Which lines of the listing below contain the word "Kristian"? Return them.

※

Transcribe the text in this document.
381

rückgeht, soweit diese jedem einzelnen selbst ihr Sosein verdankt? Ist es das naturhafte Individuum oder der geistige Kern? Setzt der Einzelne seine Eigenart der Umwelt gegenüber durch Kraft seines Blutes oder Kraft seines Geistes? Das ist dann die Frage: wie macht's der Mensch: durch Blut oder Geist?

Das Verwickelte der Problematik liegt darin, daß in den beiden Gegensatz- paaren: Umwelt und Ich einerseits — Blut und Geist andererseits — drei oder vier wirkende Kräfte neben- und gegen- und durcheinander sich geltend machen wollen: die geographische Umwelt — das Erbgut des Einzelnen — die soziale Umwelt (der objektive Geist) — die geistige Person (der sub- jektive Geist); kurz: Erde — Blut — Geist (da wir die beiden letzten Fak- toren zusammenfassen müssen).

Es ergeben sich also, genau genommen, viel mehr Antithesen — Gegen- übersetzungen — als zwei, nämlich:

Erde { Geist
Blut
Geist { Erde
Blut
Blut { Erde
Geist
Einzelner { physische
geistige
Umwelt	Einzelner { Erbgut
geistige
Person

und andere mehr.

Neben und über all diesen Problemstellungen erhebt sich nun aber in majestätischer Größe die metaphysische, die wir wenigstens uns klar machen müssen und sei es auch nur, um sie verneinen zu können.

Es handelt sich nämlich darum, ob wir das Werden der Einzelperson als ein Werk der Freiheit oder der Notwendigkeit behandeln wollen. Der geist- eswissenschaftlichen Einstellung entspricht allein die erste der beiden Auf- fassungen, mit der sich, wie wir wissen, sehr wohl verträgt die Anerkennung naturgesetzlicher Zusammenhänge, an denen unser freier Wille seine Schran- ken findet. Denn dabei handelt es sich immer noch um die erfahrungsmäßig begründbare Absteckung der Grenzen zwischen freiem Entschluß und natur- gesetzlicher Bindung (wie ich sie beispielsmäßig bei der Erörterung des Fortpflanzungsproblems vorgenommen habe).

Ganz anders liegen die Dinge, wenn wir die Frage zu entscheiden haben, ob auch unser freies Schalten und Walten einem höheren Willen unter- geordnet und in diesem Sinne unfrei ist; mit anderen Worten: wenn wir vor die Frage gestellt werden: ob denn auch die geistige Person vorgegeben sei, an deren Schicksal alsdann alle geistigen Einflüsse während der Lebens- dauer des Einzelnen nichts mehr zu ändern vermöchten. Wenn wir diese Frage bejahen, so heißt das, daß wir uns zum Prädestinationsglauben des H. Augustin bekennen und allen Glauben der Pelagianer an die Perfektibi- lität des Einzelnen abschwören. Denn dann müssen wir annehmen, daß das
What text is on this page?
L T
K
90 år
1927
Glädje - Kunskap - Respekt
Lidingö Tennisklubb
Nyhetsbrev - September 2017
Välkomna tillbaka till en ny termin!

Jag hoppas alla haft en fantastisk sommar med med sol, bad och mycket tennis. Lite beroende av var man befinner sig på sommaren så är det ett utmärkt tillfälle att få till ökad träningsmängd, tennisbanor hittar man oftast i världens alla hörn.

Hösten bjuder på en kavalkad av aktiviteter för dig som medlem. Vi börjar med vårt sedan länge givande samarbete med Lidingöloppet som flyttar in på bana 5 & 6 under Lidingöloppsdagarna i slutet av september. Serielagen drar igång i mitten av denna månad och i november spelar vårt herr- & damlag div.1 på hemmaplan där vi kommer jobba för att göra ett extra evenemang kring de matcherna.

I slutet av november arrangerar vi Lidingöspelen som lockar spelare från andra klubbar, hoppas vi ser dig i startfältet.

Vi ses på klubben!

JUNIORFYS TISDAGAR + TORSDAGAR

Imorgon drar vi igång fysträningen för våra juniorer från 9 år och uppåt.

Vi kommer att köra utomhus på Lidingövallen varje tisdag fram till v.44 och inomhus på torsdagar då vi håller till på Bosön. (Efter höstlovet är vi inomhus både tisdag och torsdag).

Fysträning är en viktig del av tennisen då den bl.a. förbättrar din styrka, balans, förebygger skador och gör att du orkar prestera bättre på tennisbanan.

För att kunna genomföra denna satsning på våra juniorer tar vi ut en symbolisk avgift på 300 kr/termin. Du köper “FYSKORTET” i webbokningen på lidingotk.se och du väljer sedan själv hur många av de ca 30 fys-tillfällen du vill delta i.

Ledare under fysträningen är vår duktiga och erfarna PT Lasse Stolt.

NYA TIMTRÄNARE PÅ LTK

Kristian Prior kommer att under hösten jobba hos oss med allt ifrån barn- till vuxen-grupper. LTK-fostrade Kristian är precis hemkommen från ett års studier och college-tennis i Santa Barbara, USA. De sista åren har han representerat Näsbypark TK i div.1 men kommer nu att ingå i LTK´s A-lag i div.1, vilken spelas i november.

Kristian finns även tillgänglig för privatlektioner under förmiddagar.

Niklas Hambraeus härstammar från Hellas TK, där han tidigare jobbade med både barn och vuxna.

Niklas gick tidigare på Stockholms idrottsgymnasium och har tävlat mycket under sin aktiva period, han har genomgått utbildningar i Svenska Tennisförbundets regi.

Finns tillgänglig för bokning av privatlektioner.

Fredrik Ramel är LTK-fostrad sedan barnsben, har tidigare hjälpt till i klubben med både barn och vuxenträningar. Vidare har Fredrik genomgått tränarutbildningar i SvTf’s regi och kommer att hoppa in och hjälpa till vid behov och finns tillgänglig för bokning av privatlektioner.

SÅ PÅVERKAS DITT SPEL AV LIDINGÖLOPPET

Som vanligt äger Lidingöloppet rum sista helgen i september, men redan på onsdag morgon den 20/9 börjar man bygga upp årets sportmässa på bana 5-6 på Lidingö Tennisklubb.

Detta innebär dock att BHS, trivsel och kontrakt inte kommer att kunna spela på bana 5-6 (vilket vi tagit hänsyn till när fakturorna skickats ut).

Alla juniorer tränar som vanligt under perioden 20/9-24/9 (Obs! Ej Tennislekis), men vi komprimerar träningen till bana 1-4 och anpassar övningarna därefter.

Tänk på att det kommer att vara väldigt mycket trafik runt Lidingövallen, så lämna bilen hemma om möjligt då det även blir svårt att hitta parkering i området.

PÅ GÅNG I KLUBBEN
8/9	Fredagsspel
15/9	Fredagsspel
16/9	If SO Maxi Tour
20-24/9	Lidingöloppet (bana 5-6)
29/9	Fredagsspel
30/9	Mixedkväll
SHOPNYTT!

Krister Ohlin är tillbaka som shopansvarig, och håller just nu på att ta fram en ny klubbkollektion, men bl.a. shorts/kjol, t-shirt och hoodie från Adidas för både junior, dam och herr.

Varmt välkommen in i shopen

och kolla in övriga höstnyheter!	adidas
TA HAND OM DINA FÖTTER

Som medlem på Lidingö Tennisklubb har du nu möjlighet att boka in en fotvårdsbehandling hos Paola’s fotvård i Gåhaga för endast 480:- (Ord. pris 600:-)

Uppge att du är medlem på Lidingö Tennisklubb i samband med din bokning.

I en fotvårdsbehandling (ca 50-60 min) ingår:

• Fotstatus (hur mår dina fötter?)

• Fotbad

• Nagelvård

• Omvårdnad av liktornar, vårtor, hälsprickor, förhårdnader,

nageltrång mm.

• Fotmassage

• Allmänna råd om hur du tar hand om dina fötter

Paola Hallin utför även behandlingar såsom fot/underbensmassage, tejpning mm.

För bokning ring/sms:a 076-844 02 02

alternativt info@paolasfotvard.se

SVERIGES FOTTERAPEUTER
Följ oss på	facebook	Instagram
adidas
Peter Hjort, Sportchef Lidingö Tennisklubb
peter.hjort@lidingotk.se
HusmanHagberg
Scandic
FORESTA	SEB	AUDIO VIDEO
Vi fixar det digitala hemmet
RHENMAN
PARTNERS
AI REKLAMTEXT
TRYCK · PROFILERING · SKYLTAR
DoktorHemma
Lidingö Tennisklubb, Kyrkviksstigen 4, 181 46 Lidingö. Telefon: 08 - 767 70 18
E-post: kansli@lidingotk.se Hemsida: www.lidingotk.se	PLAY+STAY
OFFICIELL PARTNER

※

> **RESULT OF THE EXERCISE**
Kristian Prior kommer att under hösten jobba hos oss med allt ifrån barn- till vuxen-grupper. LTK-fostrade Kristian är precis hemkommen från ett års studier och college-tennis i Santa Barbara, USA. De sista åren har han representerat Näsbypark TK i div.1 men kommer nu att ingå i LTK´s A-lag i div.1, vilken spelas i november.
Kristian finns även tillgänglig för privatlektioner under förmiddagar.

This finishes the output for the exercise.